Brief =
Repeat each line word for word.

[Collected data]

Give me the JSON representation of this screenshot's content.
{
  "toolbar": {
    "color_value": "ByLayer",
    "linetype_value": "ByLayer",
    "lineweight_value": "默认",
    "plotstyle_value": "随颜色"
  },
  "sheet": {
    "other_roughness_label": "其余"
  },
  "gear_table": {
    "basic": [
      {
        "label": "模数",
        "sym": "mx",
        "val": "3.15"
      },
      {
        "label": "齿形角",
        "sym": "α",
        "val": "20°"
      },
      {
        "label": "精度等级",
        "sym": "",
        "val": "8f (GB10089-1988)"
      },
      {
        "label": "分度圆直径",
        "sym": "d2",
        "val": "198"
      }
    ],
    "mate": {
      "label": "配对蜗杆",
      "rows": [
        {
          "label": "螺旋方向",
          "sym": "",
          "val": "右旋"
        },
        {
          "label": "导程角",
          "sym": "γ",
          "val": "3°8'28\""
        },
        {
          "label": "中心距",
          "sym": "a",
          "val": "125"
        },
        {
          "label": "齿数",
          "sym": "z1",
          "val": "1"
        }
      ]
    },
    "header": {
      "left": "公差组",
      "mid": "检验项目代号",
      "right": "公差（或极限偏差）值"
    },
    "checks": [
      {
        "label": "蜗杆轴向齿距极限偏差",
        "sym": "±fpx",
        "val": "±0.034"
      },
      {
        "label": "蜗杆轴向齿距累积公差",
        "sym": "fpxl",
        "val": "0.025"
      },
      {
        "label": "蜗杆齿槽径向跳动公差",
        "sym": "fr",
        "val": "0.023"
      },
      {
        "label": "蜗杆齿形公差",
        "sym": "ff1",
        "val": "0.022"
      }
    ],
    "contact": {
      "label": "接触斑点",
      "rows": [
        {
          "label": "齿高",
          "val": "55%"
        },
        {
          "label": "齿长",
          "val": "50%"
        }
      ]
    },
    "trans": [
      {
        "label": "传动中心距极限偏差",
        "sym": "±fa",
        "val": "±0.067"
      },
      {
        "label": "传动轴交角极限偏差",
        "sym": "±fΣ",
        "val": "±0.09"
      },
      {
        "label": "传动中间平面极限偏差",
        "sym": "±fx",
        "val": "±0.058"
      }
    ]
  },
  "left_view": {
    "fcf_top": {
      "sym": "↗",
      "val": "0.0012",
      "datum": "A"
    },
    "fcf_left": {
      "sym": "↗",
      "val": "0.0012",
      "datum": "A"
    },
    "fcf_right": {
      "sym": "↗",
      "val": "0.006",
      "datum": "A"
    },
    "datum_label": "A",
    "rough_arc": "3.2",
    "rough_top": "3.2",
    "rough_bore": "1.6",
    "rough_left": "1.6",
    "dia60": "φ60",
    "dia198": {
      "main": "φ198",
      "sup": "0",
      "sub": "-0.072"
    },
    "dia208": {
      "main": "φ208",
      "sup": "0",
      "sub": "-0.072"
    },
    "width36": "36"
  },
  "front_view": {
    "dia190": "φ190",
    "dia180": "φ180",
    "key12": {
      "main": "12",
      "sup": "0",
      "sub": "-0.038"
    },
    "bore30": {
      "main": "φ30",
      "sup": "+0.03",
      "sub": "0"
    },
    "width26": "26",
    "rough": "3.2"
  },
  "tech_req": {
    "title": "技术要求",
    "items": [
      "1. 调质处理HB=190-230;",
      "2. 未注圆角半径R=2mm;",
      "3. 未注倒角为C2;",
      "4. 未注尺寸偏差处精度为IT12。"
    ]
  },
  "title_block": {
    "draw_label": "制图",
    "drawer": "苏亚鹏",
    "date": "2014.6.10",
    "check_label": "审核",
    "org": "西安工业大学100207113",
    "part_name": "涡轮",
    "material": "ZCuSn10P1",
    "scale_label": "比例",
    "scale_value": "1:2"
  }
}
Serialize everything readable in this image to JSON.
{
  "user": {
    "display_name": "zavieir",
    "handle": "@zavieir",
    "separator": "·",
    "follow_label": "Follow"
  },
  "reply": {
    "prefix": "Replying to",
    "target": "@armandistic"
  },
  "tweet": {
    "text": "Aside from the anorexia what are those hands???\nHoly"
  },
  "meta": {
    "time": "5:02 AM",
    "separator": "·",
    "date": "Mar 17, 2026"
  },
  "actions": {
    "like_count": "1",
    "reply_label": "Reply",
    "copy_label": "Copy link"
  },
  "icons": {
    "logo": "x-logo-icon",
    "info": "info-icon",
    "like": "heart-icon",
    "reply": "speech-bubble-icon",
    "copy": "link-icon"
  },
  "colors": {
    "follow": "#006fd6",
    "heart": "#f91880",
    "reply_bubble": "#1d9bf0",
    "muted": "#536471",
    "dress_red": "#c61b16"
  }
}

Full solution =
Give me the JSON representation of this screenshot's content.
{
  "toolbar": {
    "color_value": "ByLayer",
    "linetype_value": "ByLayer",
    "lineweight_value": "默认",
    "plotstyle_value": "随颜色"
  },
  "sheet": {
    "other_roughness_label": "其余"
  },
  "gear_table": {
    "basic": [
      {
        "label": "模数",
        "sym": "mx",
        "val": "3.15"
      },
      {
        "label": "齿形角",
        "sym": "α",
        "val": "20°"
      },
      {
        "label": "精度等级",
        "sym": "",
        "val": "8f (GB10089-1988)"
      },
      {
        "label": "分度圆直径",
        "sym": "d2",
        "val": "198"
      }
    ],
    "mate": {
      "label": "配对蜗杆",
      "rows": [
        {
          "label": "螺旋方向",
          "sym": "",
          "val": "右旋"
        },
        {
          "label": "导程角",
          "sym": "γ",
          "val": "3°8'28\""
        },
        {
          "label": "中心距",
          "sym": "a",
          "val": "125"
        },
        {
          "label": "齿数",
          "sym": "z1",
          "val": "1"
        }
      ]
    },
    "header": {
      "left": "公差组",
      "mid": "检验项目代号",
      "right": "公差（或极限偏差）值"
    },
    "checks": [
      {
        "label": "蜗杆轴向齿距极限偏差",
        "sym": "±fpx",
        "val": "±0.034"
      },
      {
        "label": "蜗杆轴向齿距累积公差",
        "sym": "fpxl",
        "val": "0.025"
      },
      {
        "label": "蜗杆齿槽径向跳动公差",
        "sym": "fr",
        "val": "0.023"
      },
      {
        "label": "蜗杆齿形公差",
        "sym": "ff1",
        "val": "0.022"
      }
    ],
    "contact": {
      "label": "接触斑点",
      "rows": [
        {
          "label": "齿高",
          "val": "55%"
        },
        {
          "label": "齿长",
          "val": "50%"
        }
      ]
    },
    "trans": [
      {
        "label": "传动中心距极限偏差",
        "sym": "±fa",
        "val": "±0.067"
      },
      {
        "label": "传动轴交角极限偏差",
        "sym": "±fΣ",
        "val": "±0.09"
      },
      {
        "label": "传动中间平面极限偏差",
        "sym": "±fx",
        "val": "±0.058"
      }
    ]
  },
  "left_view": {
    "fcf_top": {
      "sym": "↗",
      "val": "0.0012",
      "datum": "A"
    },
    "fcf_left": {
      "sym": "↗",
      "val": "0.0012",
      "datum": "A"
    },
    "fcf_right": {
      "sym": "↗",
      "val": "0.006",
      "datum": "A"
    },
    "datum_label": "A",
    "rough_arc": "3.2",
    "rough_top": "3.2",
    "rough_bore": "1.6",
    "rough_left": "1.6",
    "dia60": "φ60",
    "dia198": {
      "main": "φ198",
      "sup": "0",
      "sub": "-0.072"
    },
    "dia208": {
      "main": "φ208",
      "sup": "0",
      "sub": "-0.072"
    },
    "width36": "36"
  },
  "front_view": {
    "dia190": "φ190",
    "dia180": "φ180",
    "key12": {
      "main": "12",
      "sup": "0",
      "sub": "-0.038"
    },
    "bore30": {
      "main": "φ30",
      "sup": "+0.03",
      "sub": "0"
    },
    "width26": "26",
    "rough": "3.2"
  },
  "tech_req": {
    "title": "技术要求",
    "items": [
      "1. 调质处理HB=190-230;",
      "2. 未注圆角半径R=2mm;",
      "3. 未注倒角为C2;",
      "4. 未注尺寸偏差处精度为IT12。"
    ]
  },
  "title_block": {
    "draw_label": "制图",
    "drawer": "苏亚鹏",
    "date": "2014.6.10",
    "check_label": "审核",
    "org": "西安工业大学100207113",
    "part_name": "涡轮",
    "material": "ZCuSn10P1",
    "scale_label": "比例",
    "scale_value": "1:2"
  }
}
Serialize everything readable in this image to JSON.
{
  "user": {
    "display_name": "zavieir",
    "handle": "@zavieir",
    "separator": "·",
    "follow_label": "Follow"
  },
  "reply": {
    "prefix": "Replying to",
    "target": "@armandistic"
  },
  "tweet": {
    "text": "Aside from the anorexia what are those hands???\nHoly"
  },
  "meta": {
    "time": "5:02 AM",
    "separator": "·",
    "date": "Mar 17, 2026"
  },
  "actions": {
    "like_count": "1",
    "reply_label": "Reply",
    "copy_label": "Copy link"
  },
  "icons": {
    "logo": "x-logo-icon",
    "info": "info-icon",
    "like": "heart-icon",
    "reply": "speech-bubble-icon",
    "copy": "link-icon"
  },
  "colors": {
    "follow": "#006fd6",
    "heart": "#f91880",
    "reply_bubble": "#1d9bf0",
    "muted": "#536471",
    "dress_red": "#c61b16"
  }
}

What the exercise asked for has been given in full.